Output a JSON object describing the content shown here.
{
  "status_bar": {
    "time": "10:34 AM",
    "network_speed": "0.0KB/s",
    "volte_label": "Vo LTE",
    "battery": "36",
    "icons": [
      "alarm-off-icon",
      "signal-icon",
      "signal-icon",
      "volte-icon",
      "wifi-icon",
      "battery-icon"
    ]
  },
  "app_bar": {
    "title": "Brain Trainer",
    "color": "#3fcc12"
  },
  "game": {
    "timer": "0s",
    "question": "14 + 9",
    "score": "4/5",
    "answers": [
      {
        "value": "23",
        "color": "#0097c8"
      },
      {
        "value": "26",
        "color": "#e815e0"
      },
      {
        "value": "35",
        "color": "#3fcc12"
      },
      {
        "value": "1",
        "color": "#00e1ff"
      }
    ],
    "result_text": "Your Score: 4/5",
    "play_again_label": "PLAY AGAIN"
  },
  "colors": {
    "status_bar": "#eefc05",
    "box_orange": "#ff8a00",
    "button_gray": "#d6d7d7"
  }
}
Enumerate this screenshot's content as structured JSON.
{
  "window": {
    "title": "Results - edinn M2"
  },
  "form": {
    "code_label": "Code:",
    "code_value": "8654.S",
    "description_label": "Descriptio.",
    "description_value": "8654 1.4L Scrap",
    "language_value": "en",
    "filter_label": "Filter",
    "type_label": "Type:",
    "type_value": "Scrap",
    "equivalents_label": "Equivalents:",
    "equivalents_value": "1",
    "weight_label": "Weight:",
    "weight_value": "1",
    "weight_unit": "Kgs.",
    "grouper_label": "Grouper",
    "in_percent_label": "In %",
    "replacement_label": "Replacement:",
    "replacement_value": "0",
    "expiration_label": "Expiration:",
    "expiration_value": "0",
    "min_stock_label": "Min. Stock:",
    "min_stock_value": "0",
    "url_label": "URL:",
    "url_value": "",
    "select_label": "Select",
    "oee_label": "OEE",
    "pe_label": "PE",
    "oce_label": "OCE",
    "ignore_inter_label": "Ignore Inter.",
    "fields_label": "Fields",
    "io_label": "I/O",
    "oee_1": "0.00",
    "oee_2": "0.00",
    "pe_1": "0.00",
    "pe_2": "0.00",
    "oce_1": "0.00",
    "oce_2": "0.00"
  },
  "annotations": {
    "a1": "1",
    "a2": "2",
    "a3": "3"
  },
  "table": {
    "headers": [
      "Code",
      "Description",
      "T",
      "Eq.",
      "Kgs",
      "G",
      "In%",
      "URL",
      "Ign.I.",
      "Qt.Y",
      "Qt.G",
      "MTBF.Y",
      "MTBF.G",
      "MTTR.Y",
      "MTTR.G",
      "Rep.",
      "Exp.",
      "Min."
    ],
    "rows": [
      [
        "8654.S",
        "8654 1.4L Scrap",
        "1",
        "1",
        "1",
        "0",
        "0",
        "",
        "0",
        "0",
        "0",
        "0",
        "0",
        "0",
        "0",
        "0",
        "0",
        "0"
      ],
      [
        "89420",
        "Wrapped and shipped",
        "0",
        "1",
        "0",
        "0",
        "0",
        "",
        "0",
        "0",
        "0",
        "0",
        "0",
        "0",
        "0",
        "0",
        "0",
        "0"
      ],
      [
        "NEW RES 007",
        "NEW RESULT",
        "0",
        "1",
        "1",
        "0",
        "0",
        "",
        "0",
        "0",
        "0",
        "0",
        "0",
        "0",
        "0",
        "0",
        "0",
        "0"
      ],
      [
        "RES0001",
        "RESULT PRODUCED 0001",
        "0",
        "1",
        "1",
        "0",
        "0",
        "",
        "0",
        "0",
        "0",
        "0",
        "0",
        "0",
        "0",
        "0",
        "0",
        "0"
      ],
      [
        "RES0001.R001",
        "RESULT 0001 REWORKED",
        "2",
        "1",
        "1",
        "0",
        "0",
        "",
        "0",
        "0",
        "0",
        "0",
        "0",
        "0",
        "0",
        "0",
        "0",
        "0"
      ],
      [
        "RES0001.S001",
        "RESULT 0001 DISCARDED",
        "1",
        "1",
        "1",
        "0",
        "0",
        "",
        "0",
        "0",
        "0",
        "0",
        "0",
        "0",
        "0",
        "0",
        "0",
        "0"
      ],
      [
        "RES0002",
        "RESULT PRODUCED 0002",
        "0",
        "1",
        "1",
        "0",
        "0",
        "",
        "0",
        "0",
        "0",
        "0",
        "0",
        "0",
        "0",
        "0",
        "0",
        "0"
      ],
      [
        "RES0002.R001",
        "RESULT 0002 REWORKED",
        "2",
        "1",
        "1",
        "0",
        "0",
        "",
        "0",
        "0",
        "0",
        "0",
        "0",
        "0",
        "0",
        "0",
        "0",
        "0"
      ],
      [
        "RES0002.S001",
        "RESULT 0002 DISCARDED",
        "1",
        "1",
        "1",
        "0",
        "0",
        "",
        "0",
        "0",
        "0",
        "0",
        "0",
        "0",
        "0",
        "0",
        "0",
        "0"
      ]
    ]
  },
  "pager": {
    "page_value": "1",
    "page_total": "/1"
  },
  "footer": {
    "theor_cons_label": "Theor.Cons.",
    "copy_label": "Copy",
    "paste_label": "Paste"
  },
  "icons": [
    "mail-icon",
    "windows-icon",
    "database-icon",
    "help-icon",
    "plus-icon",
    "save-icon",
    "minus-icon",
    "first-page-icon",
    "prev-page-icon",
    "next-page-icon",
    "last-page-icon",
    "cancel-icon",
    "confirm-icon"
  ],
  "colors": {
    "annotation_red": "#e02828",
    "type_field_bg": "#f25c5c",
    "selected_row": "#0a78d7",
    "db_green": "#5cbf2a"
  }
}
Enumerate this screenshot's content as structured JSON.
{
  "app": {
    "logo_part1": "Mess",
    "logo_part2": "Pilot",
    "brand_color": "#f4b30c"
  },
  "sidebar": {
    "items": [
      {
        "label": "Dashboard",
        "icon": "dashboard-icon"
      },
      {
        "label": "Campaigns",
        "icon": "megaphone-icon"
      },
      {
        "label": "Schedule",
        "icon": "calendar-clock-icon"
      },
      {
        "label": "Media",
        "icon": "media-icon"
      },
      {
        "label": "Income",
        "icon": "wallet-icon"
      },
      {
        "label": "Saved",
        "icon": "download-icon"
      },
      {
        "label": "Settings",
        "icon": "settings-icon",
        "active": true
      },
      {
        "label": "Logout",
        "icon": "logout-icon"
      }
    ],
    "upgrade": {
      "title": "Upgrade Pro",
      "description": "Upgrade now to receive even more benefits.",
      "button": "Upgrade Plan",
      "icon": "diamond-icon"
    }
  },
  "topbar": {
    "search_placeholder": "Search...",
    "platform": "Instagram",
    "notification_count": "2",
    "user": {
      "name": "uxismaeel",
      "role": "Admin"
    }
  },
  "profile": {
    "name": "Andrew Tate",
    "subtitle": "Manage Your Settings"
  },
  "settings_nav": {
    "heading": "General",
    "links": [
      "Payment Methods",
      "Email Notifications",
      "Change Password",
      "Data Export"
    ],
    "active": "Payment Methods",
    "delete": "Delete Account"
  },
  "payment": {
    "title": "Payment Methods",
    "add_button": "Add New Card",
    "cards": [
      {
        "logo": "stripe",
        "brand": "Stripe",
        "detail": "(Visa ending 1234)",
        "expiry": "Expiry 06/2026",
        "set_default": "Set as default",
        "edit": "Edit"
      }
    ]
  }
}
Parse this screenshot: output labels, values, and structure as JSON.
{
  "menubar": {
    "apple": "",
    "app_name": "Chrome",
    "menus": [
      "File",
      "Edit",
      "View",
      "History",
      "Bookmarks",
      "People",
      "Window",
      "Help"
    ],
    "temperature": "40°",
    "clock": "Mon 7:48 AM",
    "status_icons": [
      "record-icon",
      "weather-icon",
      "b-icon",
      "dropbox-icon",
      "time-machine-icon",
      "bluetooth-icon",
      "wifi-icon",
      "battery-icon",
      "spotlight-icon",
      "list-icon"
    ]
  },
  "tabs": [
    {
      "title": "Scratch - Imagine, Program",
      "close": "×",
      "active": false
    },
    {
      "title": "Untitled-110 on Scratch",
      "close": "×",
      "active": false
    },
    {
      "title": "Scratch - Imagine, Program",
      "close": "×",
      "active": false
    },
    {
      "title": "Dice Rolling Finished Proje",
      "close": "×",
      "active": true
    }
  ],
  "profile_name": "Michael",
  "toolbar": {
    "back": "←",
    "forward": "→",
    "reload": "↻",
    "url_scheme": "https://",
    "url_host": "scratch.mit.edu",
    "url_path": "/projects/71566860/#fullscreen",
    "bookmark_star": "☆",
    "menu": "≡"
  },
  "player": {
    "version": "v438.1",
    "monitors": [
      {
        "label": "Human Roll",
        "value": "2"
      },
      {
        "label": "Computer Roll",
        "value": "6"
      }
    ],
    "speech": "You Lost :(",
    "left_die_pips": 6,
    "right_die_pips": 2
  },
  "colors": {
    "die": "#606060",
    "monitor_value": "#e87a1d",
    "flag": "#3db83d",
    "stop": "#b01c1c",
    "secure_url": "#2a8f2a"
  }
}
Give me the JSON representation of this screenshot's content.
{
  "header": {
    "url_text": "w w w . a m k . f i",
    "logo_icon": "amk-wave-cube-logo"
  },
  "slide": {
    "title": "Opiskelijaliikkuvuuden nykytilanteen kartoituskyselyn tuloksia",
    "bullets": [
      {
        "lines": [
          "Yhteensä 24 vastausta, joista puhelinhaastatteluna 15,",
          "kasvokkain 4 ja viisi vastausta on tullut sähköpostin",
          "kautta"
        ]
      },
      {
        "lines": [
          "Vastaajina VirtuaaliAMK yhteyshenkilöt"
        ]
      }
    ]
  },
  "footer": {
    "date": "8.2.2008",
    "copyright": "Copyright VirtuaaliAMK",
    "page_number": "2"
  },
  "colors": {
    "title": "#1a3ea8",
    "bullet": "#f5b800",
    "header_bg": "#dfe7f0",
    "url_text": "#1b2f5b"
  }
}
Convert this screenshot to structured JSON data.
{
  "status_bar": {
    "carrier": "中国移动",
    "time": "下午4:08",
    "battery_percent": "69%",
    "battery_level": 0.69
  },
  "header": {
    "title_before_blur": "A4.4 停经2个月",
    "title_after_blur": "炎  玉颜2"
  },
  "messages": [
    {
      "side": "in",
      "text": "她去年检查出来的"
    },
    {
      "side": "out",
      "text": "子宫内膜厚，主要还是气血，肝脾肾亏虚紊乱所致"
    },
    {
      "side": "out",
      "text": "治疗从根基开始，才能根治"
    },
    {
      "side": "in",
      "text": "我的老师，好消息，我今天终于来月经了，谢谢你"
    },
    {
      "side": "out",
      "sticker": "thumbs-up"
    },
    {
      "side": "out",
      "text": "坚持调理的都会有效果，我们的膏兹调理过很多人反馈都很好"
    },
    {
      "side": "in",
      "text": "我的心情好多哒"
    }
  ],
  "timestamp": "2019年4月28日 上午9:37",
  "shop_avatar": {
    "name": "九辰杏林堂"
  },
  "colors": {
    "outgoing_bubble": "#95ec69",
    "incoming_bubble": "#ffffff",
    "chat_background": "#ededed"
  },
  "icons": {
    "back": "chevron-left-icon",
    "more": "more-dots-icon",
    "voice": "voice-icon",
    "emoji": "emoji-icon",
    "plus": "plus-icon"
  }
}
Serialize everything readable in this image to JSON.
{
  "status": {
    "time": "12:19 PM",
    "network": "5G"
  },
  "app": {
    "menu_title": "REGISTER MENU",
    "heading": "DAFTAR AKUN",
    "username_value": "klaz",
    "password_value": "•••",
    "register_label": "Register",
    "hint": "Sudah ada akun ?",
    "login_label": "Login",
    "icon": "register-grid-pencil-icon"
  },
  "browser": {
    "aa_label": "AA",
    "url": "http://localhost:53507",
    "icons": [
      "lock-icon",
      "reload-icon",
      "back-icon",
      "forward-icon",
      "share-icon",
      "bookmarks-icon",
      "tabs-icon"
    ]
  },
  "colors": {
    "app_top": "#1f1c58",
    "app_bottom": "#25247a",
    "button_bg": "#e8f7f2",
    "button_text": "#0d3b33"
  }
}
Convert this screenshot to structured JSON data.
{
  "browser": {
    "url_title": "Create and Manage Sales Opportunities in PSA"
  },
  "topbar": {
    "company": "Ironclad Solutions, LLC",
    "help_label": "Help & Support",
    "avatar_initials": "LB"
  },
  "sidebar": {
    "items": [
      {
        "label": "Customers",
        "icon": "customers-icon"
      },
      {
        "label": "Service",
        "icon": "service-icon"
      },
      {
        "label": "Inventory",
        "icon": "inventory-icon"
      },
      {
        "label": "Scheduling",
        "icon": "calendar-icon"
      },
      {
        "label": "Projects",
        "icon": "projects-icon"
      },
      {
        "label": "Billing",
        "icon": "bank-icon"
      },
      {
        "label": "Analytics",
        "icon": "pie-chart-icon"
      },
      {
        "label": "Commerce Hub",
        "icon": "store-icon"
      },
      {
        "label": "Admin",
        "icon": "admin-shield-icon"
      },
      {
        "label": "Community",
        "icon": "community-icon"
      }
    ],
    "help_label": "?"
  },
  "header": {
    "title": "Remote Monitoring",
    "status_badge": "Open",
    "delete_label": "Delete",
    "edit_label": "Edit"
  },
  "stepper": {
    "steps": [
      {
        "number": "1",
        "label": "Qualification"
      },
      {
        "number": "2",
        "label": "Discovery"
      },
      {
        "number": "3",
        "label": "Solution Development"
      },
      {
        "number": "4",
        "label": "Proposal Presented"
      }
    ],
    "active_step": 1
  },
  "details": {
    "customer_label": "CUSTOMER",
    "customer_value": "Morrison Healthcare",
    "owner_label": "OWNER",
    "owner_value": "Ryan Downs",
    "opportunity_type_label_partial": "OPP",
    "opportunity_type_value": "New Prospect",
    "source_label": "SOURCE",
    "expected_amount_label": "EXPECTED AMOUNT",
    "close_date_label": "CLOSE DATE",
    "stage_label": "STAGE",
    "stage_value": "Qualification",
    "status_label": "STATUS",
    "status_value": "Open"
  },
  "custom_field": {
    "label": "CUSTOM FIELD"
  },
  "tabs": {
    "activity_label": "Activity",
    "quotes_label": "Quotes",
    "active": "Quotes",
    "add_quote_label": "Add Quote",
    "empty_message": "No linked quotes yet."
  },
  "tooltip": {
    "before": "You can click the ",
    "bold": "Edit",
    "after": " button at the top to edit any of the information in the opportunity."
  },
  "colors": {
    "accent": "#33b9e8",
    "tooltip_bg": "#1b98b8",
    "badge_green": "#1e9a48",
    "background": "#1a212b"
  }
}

-----

* _Task details_
How many lines of these entries hold the string "Manage"? Answer with the number alone.

* _Solution_
2